Text block »
A strong CD4+ T cell helper response should be elicited by a vaccine candidate in order to obtain strong B cell responses. Antigen-specific T-cell proliferation is a major technique for assessing the functional capacity of CD4+ lymphocytes to respond to various stimuli. Spleens from euthanized immunized subjects, like mice, may be removed at different time points (ten weeks, three and six months) and single cell suspensions prepared. Red blood cells are lysed with ACK lysing buffer (BioSource) and cells washed twice in RPMI-10 supplemented with 10% FBS. Splenocytes are seeded in 96-well microtiter flat bottom plates (106 cells/well) in triplicate and stimulated with Anthrax PA or RV N protein at experimentally determined concentrations. After a three-day incubation period, cells can be labeled with [3H]thymidine (1 μCi/well) for an additional 12-18 hours. The plates are harvested and [3H]thymidine incorporation measured by liquid scintillation counting. To ensure cells are healthy during the assay, triplicate wells of splenocytes will also be incubated with PHA (10 μg/ml) as a positive control. Stimulation index will be calculated as follows: Stimulation index=(experimental count−spontaneous count)/spontaneous count). Adjustment of the amount of antigen used for stimulation and time for stimulation can be modified to get reliable and reproducible results in this assay system.

EXAMPLE 8

This prophetic example describes the in vitro protection assay. Whereas the initial screening by an ELISA assay for anti PA antibodies is the fastest method to follow the humoral responses in immunized mice, the reduction of cytotoxicity on RAW 264.7 mouse macrophages or CHO-CL6 is the better system to analyze if these antibodies are protective. This system is based on the treatment of cells with a lethal combination of PA plus LF. Preincubation of PA with the sera of immunized mice will indicate the potency of this approach to reduce cytotoxicity. PA neutralization assays can be performed with both RAW264.7 (mouse macrophage) and CHO-CL6 cell lines. RAW264.7 cells (mouse macrophage cell line): Serial dilutions of sera from immunized mice are incubated with 100 ng Anthrax PA for one hour at room temperature (RT) to allow neutralization, followed by addition of 500 ng/ml LF. The antiserum-toxin mixture is added to RAW264.7 cells are plated in 96-well plates at a density of 30,000-35,000 cells/well the day before. Each tested dilution can be made in triplicate wells. Cells are incubated at 37° C. for 4 h and cell viability is determined by the addition of 3-[4,5-dimethylthiazol-2-yl]-2,5-diphenyltetrazolium bromide (MTT). Viable cells convert the MTT to an insoluble blue pigment, which is measured. Results may be plotted and analyzed with Prism software (GraphPad Software Inc., San Diego) as the percentage viability of control wells containing LF without PA. CHO-CL6 cytotoxicity assays are performed similarly to RAW264.7 macrophages, with two exceptions: 1) the cells are plated at a lower density of 15,000 cells/well, because after the addition of the toxins (50 ng/ml FP59), cells will be incubated 48 h prior to MTT addition; 2) FP59, a recombinant toxin consisting of the N-terminal PA-binding portion of LF fused to the ADP-ribosylation domain of Pseudomonas exotoxin A will be used in place of LF because CHO cells are not lysed by lethal toxin. EC50 values may be determined for three independent assays as above. Neutralization by rabbit polyclonal anti-PA antibody 5308 will serve as positive control and sera from wild-type RV RNP immunized mice as a negative control for both assays.

Problem description » Can you carry on the text about anthrax vaccine assays above, starting after its final sentence?

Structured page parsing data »
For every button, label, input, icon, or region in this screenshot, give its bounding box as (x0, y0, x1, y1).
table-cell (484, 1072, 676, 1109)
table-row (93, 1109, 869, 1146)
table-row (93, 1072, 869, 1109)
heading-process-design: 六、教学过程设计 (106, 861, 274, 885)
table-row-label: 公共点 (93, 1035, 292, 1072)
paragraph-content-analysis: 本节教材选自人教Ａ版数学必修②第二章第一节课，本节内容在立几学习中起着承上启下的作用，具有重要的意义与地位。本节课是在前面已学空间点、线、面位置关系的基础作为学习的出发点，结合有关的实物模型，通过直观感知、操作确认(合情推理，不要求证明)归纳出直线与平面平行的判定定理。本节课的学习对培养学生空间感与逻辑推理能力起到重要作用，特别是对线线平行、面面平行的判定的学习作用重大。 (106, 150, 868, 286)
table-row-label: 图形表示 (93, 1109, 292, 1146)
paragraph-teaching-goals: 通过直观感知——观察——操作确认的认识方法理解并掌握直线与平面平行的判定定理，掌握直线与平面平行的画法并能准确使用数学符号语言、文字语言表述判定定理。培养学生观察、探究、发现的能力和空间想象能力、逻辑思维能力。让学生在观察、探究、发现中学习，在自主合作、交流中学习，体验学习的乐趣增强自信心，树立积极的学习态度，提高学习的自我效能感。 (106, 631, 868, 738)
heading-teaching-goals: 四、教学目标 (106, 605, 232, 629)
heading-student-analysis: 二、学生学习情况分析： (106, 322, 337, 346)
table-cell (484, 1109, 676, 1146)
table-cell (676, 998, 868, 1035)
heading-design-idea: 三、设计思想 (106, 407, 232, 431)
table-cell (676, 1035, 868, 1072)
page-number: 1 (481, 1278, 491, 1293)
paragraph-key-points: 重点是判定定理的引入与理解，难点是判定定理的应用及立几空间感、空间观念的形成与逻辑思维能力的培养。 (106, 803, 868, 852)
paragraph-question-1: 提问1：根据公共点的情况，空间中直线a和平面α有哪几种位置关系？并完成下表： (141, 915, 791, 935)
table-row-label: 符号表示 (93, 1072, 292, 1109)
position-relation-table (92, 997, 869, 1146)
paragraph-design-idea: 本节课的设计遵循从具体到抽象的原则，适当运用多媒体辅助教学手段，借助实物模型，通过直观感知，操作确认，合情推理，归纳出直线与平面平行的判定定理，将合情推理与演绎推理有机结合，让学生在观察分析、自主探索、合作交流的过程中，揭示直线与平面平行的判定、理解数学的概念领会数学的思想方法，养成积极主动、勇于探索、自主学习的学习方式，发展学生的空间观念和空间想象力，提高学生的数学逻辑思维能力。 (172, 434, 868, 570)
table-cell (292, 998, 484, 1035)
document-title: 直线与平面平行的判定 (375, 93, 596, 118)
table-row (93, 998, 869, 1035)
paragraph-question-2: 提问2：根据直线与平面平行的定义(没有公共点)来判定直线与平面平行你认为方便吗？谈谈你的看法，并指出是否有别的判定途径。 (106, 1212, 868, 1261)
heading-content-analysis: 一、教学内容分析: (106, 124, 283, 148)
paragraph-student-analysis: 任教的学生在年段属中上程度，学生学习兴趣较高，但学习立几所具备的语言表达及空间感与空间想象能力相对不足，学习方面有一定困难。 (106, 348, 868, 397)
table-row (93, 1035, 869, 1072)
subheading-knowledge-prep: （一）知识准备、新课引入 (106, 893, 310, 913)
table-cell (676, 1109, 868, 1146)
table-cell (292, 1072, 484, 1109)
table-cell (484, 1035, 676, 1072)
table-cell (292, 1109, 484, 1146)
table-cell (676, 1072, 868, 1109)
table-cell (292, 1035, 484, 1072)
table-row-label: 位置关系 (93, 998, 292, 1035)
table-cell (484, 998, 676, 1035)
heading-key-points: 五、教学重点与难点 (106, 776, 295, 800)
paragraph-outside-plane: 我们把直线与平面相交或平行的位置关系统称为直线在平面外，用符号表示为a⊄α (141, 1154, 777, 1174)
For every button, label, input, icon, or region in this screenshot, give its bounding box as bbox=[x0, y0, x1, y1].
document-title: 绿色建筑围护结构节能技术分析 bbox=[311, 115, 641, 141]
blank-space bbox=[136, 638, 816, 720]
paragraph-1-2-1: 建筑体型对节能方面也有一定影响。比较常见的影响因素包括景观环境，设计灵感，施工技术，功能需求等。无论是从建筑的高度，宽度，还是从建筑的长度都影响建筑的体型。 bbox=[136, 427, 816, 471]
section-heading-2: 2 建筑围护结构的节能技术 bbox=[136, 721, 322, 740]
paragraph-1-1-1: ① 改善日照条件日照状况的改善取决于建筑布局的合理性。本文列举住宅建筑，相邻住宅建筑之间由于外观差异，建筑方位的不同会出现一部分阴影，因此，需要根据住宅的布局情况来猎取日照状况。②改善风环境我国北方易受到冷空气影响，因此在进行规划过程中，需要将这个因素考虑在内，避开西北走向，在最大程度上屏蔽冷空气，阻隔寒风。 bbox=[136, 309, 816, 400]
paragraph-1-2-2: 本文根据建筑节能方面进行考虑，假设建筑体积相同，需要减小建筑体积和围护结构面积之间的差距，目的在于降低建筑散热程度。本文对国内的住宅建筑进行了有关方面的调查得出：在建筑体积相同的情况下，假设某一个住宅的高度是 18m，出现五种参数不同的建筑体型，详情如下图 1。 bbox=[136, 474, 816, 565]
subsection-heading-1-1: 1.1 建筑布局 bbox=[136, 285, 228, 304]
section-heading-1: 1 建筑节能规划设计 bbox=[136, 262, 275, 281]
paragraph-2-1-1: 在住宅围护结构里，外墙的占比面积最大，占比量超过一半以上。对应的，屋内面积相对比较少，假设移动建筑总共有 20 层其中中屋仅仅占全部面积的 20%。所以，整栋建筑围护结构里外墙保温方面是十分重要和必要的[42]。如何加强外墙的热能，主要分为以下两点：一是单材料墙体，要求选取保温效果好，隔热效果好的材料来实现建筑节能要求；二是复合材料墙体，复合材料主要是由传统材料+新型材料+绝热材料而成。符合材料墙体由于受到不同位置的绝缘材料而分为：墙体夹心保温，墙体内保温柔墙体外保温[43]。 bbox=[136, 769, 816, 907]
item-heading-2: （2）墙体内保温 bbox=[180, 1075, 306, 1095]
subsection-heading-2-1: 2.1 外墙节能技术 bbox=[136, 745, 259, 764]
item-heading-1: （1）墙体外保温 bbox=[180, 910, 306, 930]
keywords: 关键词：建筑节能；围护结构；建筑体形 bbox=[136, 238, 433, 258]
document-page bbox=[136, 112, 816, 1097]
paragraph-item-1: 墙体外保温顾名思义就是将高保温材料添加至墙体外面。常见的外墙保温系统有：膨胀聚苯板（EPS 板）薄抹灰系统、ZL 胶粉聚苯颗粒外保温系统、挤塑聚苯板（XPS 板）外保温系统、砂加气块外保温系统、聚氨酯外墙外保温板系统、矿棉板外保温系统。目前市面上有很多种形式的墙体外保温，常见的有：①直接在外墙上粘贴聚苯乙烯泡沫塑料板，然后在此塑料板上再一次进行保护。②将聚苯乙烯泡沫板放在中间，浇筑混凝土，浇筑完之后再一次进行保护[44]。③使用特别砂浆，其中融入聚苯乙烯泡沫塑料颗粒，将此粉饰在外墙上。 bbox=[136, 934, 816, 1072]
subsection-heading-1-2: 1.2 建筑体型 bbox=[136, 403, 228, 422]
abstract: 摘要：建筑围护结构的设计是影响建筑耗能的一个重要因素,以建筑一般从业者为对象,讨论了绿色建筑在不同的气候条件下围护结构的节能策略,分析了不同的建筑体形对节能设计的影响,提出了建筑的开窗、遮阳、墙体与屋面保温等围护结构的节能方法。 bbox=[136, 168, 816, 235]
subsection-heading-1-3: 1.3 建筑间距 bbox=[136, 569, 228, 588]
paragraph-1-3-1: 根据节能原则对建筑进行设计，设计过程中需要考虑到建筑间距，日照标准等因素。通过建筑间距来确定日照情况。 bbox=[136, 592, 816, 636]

Answer below »
Two challenge assays may be used in mice. The first is based on the challenge with PA and LF, the second uses infectious Anthrax spores. In vivo protection experiment. The experiments listed above will indicate the best immunization methods regarding the antigen used and immunization timing. Using this immunization schedule, groups of ten immunized BALB/c and a control group of ten mice can be inoculated i.v (tail vein injection) of a mixed combination of purified PA and LF proteins (60 μg of PA and 30 μg of LF per mouse in PBS); this equals five 50% lethal doses (LD50). Where it is determined that different preparations of PA and LF result in different LD50, new preparations can be made and re-tested for their LD50 in BALBs nice.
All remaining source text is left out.